▶ TASK GOAL
Repeat the material below exactly, line for line.

▶ DATA
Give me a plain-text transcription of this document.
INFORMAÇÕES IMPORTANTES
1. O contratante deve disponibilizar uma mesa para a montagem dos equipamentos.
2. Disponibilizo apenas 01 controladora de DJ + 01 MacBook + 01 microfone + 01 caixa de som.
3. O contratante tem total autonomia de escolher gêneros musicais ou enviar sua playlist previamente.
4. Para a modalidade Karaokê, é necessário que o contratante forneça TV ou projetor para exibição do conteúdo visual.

▶ TASK SOLUTION
Give me a plain-text transcription of this document.
INFORMAÇÕES IMPORTANTES
1. O contratante deve disponibilizar uma mesa para a montagem dos equipamentos.
2. Disponibilizo apenas 01 controladora de DJ + 01 MacBook + 01 microfone + 01 caixa de som.
3. O contratante tem total autonomia de escolher gêneros musicais ou enviar sua playlist previamente.
4. Para a modalidade Karaokê, é necessário que o contratante forneça TV ou projetor para exibição do conteúdo visual.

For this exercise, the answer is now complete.